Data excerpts
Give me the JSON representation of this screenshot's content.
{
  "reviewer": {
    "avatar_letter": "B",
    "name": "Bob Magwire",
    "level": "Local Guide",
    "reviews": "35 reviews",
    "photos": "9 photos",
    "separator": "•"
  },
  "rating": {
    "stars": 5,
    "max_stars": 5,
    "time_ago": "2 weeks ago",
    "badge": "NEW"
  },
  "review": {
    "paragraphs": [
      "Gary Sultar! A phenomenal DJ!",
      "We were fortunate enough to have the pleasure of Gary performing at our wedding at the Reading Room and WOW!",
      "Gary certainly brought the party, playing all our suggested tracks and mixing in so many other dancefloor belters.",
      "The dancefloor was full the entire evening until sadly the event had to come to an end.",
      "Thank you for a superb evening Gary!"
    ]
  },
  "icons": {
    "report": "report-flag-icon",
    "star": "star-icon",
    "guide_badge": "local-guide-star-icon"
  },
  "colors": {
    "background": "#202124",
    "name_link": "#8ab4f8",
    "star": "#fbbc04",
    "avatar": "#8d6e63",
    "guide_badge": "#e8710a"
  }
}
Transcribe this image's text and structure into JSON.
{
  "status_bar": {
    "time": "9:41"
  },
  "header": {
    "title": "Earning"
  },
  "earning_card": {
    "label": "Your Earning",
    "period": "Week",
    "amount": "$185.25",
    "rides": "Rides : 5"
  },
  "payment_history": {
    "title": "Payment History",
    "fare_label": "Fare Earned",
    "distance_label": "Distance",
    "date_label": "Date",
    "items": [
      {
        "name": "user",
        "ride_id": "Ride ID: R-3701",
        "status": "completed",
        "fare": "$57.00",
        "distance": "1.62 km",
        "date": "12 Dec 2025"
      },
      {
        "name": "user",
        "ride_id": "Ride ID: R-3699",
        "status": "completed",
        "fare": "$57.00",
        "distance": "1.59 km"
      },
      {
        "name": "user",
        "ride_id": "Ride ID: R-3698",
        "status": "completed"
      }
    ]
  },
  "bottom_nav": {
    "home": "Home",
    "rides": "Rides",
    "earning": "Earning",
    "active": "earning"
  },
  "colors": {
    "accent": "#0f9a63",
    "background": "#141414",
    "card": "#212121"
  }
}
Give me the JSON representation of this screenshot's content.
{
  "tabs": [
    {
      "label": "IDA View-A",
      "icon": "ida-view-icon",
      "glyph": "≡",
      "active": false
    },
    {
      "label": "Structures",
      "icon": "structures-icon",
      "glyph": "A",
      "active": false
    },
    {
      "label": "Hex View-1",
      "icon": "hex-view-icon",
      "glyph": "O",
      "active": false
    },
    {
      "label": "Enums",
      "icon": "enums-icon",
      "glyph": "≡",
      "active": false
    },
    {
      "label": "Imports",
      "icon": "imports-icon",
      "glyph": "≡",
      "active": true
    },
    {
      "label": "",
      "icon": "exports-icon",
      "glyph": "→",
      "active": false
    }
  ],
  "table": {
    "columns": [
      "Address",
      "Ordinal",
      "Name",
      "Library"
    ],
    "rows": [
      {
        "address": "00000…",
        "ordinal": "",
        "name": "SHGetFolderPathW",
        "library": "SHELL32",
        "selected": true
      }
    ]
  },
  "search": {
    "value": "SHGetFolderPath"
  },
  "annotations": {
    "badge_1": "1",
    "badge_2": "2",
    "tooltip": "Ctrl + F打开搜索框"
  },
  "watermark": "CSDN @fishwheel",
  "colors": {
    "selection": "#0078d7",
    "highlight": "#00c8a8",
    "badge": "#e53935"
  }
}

■ Short exercise ■
Take the listing above and write it out again exactly.

■ The answer ■
Give me the JSON representation of this screenshot's content.
{
  "reviewer": {
    "avatar_letter": "B",
    "name": "Bob Magwire",
    "level": "Local Guide",
    "reviews": "35 reviews",
    "photos": "9 photos",
    "separator": "•"
  },
  "rating": {
    "stars": 5,
    "max_stars": 5,
    "time_ago": "2 weeks ago",
    "badge": "NEW"
  },
  "review": {
    "paragraphs": [
      "Gary Sultar! A phenomenal DJ!",
      "We were fortunate enough to have the pleasure of Gary performing at our wedding at the Reading Room and WOW!",
      "Gary certainly brought the party, playing all our suggested tracks and mixing in so many other dancefloor belters.",
      "The dancefloor was full the entire evening until sadly the event had to come to an end.",
      "Thank you for a superb evening Gary!"
    ]
  },
  "icons": {
    "report": "report-flag-icon",
    "star": "star-icon",
    "guide_badge": "local-guide-star-icon"
  },
  "colors": {
    "background": "#202124",
    "name_link": "#8ab4f8",
    "star": "#fbbc04",
    "avatar": "#8d6e63",
    "guide_badge": "#e8710a"
  }
}
Transcribe this image's text and structure into JSON.
{
  "status_bar": {
    "time": "9:41"
  },
  "header": {
    "title": "Earning"
  },
  "earning_card": {
    "label": "Your Earning",
    "period": "Week",
    "amount": "$185.25",
    "rides": "Rides : 5"
  },
  "payment_history": {
    "title": "Payment History",
    "fare_label": "Fare Earned",
    "distance_label": "Distance",
    "date_label": "Date",
    "items": [
      {
        "name": "user",
        "ride_id": "Ride ID: R-3701",
        "status": "completed",
        "fare": "$57.00",
        "distance": "1.62 km",
        "date": "12 Dec 2025"
      },
      {
        "name": "user",
        "ride_id": "Ride ID: R-3699",
        "status": "completed",
        "fare": "$57.00",
        "distance": "1.59 km"
      },
      {
        "name": "user",
        "ride_id": "Ride ID: R-3698",
        "status": "completed"
      }
    ]
  },
  "bottom_nav": {
    "home": "Home",
    "rides": "Rides",
    "earning": "Earning",
    "active": "earning"
  },
  "colors": {
    "accent": "#0f9a63",
    "background": "#141414",
    "card": "#212121"
  }
}
Give me the JSON representation of this screenshot's content.
{
  "tabs": [
    {
      "label": "IDA View-A",
      "icon": "ida-view-icon",
      "glyph": "≡",
      "active": false
    },
    {
      "label": "Structures",
      "icon": "structures-icon",
      "glyph": "A",
      "active": false
    },
    {
      "label": "Hex View-1",
      "icon": "hex-view-icon",
      "glyph": "O",
      "active": false
    },
    {
      "label": "Enums",
      "icon": "enums-icon",
      "glyph": "≡",
      "active": false
    },
    {
      "label": "Imports",
      "icon": "imports-icon",
      "glyph": "≡",
      "active": true
    },
    {
      "label": "",
      "icon": "exports-icon",
      "glyph": "→",
      "active": false
    }
  ],
  "table": {
    "columns": [
      "Address",
      "Ordinal",
      "Name",
      "Library"
    ],
    "rows": [
      {
        "address": "00000…",
        "ordinal": "",
        "name": "SHGetFolderPathW",
        "library": "SHELL32",
        "selected": true
      }
    ]
  },
  "search": {
    "value": "SHGetFolderPath"
  },
  "annotations": {
    "badge_1": "1",
    "badge_2": "2",
    "tooltip": "Ctrl + F打开搜索框"
  },
  "watermark": "CSDN @fishwheel",
  "colors": {
    "selection": "#0078d7",
    "highlight": "#00c8a8",
    "badge": "#e53935"
  }
}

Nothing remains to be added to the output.